Top of Passage for review

What does the financial crash mean for the growing use of the private sector in the delivery of public services? One might assume after recent events that the public sector is looking rather more solid and reliable, and the market rather riskier and more volatile. Indeed, that seems to be the implication behind Peter Mandelson's apparent conversion to the view that the post office network should be treasured rather than closed down.
Yet the Sunday Times is tipping shares in Serco, the public sector outsourcing group that, among other things, drives prisoners to court. Its half-year results saw a 21 per cent rise in profits, driven by a new £266m contract with Glasgow city council. The markets seem to think that Serco—which operates the Docklands Light Railway in London—is "infrastructure" of the sort that may gain from Alistair Darling's rediscovery of the Keynesian virtues. Also, with public spending under pressure after the banking bailout, there's a view that councils and Whitehall departments may have to seek savings by putting more services out to tender. Bad times for Britain, it seems, could be good for Serco, Capita, Tata, Liberata and all the other outsourcers.

Bottom of Passage for review
Top of Supplied material

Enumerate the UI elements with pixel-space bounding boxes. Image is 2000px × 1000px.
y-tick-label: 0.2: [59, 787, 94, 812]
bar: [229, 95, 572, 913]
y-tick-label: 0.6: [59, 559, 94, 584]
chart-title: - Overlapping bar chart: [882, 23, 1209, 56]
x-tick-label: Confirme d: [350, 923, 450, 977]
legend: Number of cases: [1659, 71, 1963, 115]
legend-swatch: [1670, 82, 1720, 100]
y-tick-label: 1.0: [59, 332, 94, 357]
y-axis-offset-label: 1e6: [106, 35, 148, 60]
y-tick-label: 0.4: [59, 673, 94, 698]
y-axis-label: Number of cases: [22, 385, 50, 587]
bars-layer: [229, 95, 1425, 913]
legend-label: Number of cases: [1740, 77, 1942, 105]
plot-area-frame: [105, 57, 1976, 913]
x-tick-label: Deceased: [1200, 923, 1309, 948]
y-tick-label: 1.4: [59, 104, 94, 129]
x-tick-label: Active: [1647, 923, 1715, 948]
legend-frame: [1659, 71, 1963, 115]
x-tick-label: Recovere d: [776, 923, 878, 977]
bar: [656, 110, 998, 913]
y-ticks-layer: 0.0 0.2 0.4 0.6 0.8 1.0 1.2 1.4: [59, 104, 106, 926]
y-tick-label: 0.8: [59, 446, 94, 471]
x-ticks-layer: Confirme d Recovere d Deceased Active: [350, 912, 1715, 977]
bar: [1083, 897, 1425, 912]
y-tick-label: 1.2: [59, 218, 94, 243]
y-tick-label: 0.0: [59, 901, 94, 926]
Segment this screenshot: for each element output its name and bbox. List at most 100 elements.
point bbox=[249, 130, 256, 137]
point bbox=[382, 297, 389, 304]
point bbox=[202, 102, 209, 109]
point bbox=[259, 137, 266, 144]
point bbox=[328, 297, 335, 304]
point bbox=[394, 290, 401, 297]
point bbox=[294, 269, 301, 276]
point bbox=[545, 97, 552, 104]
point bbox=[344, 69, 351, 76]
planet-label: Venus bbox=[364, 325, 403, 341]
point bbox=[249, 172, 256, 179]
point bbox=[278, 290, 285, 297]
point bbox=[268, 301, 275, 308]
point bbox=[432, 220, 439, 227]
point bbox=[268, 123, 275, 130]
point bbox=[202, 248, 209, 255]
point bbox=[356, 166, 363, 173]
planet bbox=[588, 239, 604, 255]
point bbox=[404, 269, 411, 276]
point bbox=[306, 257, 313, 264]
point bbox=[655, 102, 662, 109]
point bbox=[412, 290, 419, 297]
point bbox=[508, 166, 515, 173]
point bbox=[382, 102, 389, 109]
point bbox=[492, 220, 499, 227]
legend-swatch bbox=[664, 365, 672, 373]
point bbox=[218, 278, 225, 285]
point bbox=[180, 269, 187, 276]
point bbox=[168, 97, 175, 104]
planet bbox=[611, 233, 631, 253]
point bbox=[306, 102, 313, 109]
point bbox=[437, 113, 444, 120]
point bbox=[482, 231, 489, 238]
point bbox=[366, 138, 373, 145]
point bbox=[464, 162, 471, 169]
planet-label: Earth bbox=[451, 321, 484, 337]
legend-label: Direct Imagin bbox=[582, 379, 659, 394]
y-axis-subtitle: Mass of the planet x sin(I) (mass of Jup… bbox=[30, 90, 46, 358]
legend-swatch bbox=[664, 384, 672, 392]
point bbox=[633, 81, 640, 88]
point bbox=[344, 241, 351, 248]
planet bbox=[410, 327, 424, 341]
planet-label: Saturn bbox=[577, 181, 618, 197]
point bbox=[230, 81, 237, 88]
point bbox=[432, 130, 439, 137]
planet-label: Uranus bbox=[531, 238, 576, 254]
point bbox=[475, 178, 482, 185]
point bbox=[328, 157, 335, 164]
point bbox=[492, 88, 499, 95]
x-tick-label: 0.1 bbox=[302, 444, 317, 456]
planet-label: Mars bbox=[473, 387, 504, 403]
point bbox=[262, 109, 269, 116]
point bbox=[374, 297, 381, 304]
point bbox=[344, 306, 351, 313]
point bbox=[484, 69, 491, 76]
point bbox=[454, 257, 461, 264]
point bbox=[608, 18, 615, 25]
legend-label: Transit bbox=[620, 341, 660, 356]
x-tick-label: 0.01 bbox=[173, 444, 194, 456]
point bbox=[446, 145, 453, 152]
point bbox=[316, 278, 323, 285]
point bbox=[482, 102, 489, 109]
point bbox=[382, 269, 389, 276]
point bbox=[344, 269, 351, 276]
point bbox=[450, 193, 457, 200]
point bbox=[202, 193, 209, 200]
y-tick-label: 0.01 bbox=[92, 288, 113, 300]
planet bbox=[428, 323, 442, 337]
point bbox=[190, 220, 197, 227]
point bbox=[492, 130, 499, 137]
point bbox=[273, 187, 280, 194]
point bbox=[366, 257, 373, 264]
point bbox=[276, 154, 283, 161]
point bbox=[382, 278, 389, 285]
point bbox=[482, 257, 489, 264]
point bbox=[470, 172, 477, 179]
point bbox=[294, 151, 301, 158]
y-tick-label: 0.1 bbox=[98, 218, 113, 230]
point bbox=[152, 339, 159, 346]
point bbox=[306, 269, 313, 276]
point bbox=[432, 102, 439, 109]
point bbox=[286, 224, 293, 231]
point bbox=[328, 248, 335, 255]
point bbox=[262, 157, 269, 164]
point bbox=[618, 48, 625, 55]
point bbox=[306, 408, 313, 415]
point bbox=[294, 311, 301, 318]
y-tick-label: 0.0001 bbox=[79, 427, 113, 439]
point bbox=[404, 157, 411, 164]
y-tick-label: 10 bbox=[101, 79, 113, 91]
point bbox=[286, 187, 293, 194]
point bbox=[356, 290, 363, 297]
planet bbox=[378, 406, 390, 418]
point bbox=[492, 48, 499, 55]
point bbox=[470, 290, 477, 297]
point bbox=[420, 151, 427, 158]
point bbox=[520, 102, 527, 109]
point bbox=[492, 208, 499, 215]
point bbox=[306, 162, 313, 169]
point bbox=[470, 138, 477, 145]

Bottom of Supplied material

*Tasks and exercises:*
A - Print the passage on public sector outsourcing word for word, starting at "What does the" and ending at "than closed down.".
B - In the passage on public sector outsourcing, what drove the 21 per cent rise in Serco's half-year profits?

*Replies:*
A -
What does the financial crash mean for the growing use of the private sector in the delivery of public services? One might assume after recent events that the public sector is looking rather more solid and reliable, and the market rather riskier and more volatile. Indeed, that seems to be the implication behind Peter Mandelson's apparent conversion to the view that the post office network should be treasured rather than closed down.

B - A new £266m contract with Glasgow city council.